── Matériel fourni

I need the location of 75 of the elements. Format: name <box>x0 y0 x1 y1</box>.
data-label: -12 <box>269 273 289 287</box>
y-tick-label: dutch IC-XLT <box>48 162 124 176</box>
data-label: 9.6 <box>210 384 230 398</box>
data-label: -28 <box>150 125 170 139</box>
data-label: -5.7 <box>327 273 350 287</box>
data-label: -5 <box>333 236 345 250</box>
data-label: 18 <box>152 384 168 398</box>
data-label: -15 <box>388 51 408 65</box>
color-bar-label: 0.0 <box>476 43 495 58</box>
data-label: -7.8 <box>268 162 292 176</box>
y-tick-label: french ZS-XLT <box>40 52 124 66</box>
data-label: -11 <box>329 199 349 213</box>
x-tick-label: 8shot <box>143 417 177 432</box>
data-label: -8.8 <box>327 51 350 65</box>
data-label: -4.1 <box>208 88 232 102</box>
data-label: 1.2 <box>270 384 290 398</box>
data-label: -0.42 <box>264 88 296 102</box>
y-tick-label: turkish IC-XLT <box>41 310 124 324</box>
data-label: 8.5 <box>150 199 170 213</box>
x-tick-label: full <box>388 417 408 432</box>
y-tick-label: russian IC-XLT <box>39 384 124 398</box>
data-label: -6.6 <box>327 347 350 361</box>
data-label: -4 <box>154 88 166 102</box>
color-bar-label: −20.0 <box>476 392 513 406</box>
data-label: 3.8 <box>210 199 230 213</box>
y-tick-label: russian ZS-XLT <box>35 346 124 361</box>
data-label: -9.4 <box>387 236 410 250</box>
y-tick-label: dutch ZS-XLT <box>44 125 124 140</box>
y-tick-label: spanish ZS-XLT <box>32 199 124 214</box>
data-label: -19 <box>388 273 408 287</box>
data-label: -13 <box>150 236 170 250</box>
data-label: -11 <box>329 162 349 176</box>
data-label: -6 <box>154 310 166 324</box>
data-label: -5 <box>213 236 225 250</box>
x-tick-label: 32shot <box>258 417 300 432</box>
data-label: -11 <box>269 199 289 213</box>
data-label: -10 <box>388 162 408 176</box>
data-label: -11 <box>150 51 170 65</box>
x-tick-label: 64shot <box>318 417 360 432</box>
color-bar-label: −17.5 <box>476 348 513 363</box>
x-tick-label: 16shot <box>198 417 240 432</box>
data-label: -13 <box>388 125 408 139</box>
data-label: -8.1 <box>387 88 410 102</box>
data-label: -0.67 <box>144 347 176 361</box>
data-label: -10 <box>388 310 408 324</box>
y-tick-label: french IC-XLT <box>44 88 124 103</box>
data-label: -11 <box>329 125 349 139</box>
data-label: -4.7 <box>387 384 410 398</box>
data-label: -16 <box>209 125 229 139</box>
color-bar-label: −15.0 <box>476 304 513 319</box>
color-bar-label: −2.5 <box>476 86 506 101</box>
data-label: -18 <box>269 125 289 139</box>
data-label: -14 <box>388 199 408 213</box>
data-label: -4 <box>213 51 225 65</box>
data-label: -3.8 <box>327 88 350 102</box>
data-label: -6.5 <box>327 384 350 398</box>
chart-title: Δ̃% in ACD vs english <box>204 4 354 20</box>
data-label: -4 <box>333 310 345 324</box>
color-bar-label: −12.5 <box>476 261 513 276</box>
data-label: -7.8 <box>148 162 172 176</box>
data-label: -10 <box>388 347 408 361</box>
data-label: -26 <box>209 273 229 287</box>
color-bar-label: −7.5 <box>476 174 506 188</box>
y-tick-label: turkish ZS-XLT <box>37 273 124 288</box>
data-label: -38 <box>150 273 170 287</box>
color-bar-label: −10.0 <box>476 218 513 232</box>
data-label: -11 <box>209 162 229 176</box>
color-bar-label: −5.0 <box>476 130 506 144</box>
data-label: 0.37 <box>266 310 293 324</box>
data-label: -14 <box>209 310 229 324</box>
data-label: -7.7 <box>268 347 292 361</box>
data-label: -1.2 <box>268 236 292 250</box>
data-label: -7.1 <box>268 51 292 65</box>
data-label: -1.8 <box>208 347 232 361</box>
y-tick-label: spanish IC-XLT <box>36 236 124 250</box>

────
── Matériel fourni

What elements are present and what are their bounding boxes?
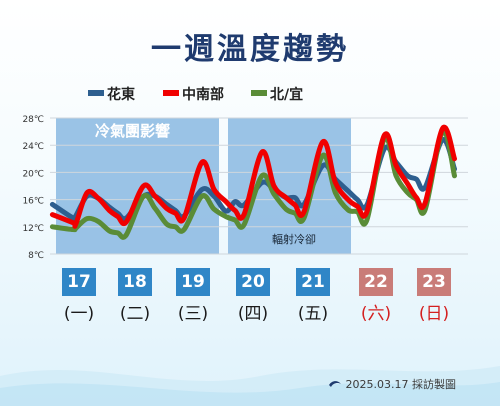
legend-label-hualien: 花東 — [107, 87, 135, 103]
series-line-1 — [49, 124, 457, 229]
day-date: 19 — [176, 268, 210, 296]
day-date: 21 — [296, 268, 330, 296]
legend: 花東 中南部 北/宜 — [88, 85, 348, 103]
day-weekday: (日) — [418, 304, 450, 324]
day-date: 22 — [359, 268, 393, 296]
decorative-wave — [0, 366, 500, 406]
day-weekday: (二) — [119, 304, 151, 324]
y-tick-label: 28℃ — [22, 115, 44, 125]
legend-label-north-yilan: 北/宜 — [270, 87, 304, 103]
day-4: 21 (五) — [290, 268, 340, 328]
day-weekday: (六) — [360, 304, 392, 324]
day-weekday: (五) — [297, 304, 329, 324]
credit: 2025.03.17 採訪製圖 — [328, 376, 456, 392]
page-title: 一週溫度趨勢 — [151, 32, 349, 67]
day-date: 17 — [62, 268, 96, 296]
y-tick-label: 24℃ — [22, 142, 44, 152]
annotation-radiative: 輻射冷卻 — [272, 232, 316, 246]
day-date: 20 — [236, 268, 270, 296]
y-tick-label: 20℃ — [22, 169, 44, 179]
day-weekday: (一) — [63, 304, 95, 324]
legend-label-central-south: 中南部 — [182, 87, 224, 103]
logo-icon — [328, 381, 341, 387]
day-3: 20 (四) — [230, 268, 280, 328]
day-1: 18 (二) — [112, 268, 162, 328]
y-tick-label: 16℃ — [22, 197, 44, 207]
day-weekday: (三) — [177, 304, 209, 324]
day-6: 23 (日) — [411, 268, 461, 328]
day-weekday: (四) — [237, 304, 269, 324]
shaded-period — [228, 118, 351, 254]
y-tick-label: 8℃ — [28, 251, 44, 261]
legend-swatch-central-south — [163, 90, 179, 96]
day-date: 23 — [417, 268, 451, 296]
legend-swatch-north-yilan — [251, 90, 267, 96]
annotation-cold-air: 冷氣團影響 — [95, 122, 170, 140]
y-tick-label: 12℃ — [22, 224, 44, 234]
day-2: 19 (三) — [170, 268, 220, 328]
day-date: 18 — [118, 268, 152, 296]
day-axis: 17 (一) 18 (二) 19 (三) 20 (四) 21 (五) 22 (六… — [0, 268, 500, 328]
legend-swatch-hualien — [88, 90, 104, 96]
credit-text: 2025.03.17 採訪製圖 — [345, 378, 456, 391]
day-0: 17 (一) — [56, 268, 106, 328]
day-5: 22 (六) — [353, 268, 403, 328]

────
── Matériel fourni

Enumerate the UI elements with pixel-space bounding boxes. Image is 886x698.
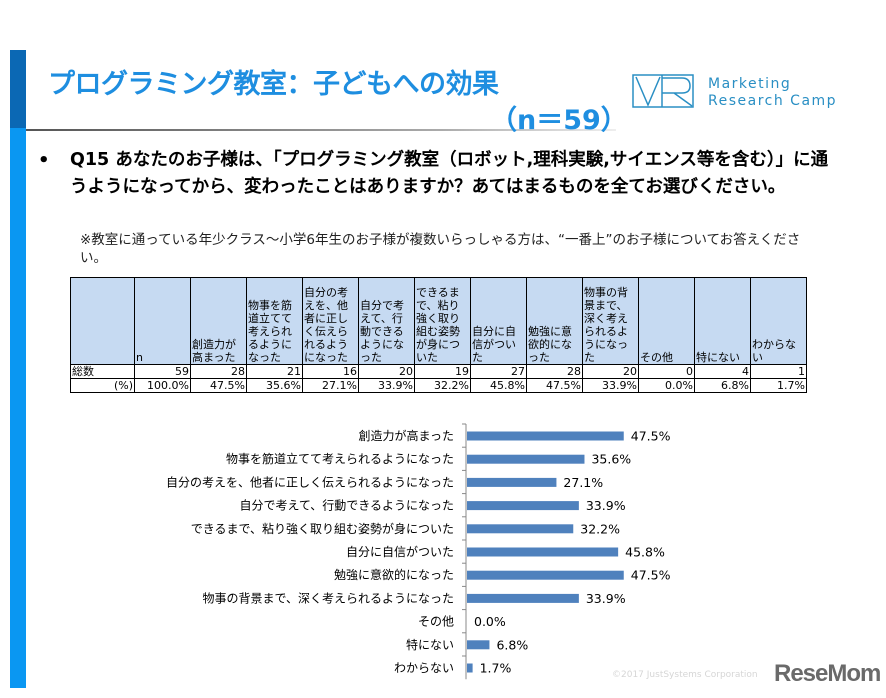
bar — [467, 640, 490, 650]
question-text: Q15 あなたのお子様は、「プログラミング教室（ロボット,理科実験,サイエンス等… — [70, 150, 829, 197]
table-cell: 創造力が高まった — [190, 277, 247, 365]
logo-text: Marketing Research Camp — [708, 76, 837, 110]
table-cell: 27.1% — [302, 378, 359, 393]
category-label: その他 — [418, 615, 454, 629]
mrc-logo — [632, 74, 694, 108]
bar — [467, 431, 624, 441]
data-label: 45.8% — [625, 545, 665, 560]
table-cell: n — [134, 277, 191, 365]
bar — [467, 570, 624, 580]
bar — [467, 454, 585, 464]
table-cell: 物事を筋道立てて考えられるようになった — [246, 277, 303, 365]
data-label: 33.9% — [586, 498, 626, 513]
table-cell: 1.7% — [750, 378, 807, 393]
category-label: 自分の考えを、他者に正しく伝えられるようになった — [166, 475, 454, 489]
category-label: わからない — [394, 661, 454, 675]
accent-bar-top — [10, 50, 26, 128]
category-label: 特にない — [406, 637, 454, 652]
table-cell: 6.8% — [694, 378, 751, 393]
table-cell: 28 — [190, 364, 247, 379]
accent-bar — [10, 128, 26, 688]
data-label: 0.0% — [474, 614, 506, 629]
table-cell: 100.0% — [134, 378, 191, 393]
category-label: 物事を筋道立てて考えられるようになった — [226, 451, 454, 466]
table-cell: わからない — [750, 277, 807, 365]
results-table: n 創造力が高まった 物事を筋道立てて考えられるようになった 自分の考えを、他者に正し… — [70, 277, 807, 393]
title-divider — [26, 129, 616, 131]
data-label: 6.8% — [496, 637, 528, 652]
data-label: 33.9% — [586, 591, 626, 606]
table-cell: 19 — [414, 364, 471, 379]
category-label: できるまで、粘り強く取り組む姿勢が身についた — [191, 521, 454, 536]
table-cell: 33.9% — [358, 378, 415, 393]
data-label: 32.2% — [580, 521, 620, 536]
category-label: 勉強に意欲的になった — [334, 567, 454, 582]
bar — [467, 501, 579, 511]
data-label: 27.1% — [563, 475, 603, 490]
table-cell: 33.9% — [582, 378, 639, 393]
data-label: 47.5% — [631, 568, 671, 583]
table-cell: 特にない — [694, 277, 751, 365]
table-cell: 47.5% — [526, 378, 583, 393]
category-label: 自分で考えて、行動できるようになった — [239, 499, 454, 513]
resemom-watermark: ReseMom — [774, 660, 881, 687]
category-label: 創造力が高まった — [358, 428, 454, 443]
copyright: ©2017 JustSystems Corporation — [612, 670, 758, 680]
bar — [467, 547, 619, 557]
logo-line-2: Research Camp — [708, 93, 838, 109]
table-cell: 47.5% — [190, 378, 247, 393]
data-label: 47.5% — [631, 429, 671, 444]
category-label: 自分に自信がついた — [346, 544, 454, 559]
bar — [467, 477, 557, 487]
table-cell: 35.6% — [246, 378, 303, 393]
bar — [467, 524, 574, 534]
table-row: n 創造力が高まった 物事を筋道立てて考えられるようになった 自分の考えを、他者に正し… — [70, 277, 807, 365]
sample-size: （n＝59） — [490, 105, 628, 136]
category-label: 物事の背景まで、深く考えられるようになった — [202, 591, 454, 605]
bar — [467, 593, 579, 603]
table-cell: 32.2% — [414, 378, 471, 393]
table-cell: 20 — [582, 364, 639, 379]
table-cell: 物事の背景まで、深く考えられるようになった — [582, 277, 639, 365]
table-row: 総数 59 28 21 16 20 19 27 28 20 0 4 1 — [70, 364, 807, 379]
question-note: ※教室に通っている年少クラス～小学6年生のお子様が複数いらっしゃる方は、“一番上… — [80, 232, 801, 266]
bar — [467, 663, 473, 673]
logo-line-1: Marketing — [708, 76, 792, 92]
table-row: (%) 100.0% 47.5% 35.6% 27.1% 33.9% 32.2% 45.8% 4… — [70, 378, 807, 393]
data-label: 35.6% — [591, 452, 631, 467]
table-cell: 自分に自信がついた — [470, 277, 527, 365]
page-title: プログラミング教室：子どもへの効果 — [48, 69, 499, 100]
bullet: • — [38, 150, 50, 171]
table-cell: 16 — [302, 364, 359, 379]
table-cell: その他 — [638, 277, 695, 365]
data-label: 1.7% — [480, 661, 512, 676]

────

- **Objectif**:
Réécris le passage qui va de la ligne contenant "legend-label-hualien: 花東 —" jusqu'à celle contenant "day-5: 22 (六) — [353, 268, 403, 328]", ces deux lignes comprises. Remplace "y-tick-label" par "y-axis-label" partout et laisse tout le reste intact.

- **Bonne réponse**:
legend-label-hualien: 花東 — [107, 87, 135, 103]
series-line-1 — [49, 124, 457, 229]
day-date: 19 — [176, 268, 210, 296]
day-date: 21 — [296, 268, 330, 296]
legend: 花東 中南部 北/宜 — [88, 85, 348, 103]
day-weekday: (日) — [418, 304, 450, 324]
day-date: 22 — [359, 268, 393, 296]
decorative-wave — [0, 366, 500, 406]
day-weekday: (二) — [119, 304, 151, 324]
y-axis-label: 28℃ — [22, 115, 44, 125]
legend-label-north-yilan: 北/宜 — [270, 87, 304, 103]
day-4: 21 (五) — [290, 268, 340, 328]
day-weekday: (六) — [360, 304, 392, 324]
day-weekday: (五) — [297, 304, 329, 324]
credit: 2025.03.17 採訪製圖 — [328, 376, 456, 392]
page-title: 一週溫度趨勢 — [151, 32, 349, 67]
day-date: 17 — [62, 268, 96, 296]
y-axis-label: 24℃ — [22, 142, 44, 152]
annotation-radiative: 輻射冷卻 — [272, 232, 316, 246]
day-date: 20 — [236, 268, 270, 296]
y-axis-label: 20℃ — [22, 169, 44, 179]
day-weekday: (一) — [63, 304, 95, 324]
legend-label-central-south: 中南部 — [182, 87, 224, 103]
logo-icon — [328, 381, 341, 387]
day-3: 20 (四) — [230, 268, 280, 328]
day-1: 18 (二) — [112, 268, 162, 328]
y-axis-label: 16℃ — [22, 197, 44, 207]
day-weekday: (三) — [177, 304, 209, 324]
day-6: 23 (日) — [411, 268, 461, 328]
day-weekday: (四) — [237, 304, 269, 324]
shaded-period — [228, 118, 351, 254]
y-axis-label: 8℃ — [28, 251, 44, 261]
legend-swatch-central-south — [163, 90, 179, 96]
day-date: 23 — [417, 268, 451, 296]
legend-swatch-north-yilan — [251, 90, 267, 96]
annotation-cold-air: 冷氣團影響 — [95, 122, 170, 140]
y-axis-label: 12℃ — [22, 224, 44, 234]
day-2: 19 (三) — [170, 268, 220, 328]
day-date: 18 — [118, 268, 152, 296]
day-axis: 17 (一) 18 (二) 19 (三) 20 (四) 21 (五) 22 (六… — [0, 268, 500, 328]
legend-swatch-hualien — [88, 90, 104, 96]
credit-text: 2025.03.17 採訪製圖 — [345, 378, 456, 391]
day-0: 17 (一) — [56, 268, 106, 328]
day-5: 22 (六) — [353, 268, 403, 328]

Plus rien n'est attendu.